■ Your instructions:
Examine the material below. Gather every line in which the string "this" appears.
++++++++++
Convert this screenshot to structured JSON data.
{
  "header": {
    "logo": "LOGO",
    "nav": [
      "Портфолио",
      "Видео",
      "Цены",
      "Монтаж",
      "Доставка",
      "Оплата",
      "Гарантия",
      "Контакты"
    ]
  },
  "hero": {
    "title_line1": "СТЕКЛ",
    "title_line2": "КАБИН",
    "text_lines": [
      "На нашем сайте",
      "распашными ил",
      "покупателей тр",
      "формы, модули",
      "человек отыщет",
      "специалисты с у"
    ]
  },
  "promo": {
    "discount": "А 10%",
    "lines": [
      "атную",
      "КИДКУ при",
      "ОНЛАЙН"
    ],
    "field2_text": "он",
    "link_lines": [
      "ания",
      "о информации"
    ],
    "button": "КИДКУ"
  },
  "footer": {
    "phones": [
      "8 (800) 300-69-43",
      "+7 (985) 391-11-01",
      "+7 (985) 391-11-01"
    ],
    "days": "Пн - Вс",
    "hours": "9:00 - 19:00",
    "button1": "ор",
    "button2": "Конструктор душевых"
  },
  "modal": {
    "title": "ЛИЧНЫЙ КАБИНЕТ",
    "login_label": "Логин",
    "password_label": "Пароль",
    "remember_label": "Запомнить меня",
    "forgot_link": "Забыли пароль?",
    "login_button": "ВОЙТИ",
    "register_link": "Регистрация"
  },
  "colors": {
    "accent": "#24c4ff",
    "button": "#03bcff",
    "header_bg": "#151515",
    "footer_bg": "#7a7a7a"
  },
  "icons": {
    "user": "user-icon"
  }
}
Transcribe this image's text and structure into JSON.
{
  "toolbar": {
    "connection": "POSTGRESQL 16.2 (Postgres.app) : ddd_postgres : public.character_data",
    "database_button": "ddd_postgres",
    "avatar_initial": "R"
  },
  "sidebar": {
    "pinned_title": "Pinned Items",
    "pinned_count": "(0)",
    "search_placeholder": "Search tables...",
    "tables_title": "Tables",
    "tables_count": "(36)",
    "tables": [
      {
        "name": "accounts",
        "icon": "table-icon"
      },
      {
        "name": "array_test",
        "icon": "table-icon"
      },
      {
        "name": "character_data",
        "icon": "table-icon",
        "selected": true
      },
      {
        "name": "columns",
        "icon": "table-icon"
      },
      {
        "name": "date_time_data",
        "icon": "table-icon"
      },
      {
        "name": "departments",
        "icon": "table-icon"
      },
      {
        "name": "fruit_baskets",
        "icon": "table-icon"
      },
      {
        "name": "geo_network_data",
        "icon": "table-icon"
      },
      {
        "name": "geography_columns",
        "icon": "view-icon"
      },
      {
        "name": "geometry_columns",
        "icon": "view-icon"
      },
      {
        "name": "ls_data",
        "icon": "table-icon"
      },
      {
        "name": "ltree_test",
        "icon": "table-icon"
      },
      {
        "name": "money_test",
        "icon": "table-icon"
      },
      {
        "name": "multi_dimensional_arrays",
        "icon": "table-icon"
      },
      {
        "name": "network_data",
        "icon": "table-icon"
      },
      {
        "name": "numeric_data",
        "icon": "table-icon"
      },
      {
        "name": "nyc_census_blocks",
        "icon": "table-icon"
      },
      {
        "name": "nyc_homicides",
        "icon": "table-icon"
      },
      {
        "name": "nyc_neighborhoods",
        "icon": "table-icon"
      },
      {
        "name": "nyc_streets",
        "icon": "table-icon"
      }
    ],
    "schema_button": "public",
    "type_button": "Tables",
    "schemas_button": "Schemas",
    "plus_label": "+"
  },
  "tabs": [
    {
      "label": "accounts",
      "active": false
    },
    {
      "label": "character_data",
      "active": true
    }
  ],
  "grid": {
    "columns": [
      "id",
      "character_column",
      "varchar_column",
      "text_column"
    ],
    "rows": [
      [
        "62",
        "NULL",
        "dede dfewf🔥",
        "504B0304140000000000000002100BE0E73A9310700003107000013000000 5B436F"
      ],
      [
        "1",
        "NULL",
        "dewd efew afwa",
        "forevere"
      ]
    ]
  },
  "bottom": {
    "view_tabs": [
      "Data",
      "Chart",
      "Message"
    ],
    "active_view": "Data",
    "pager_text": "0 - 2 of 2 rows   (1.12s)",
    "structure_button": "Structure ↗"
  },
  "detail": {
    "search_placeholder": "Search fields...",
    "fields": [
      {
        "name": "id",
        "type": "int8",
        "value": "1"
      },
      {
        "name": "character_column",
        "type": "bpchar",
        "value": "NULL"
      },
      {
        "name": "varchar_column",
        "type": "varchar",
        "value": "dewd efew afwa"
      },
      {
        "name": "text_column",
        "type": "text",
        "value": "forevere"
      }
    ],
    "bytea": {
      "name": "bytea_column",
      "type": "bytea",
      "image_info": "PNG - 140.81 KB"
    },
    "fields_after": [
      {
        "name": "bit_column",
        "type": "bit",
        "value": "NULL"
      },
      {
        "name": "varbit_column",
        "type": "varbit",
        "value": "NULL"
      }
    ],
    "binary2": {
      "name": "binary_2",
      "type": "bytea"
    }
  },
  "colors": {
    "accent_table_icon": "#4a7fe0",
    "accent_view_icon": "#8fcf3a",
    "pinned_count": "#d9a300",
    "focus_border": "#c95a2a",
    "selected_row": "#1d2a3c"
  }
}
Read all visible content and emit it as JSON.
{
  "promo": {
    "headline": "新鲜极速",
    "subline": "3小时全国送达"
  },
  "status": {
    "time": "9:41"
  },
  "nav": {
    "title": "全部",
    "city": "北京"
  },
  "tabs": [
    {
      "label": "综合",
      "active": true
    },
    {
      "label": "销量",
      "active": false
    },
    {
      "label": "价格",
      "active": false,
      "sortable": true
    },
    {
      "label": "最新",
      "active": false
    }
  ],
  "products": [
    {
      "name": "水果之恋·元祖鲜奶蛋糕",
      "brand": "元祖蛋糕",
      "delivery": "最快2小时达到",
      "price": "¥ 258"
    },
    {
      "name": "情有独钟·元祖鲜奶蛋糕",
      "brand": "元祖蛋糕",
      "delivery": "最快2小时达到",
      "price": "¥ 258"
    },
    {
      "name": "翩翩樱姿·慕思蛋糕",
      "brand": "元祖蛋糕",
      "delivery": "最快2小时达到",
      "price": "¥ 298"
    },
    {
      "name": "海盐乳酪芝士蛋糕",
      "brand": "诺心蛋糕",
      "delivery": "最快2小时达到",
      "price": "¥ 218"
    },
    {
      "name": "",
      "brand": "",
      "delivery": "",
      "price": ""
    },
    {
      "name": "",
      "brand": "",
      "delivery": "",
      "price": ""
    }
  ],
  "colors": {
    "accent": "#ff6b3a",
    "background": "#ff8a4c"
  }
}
++++++++++
■ Solution to the problem:
Convert this screenshot to structured JSON data.
Transcribe this image's text and structure into JSON.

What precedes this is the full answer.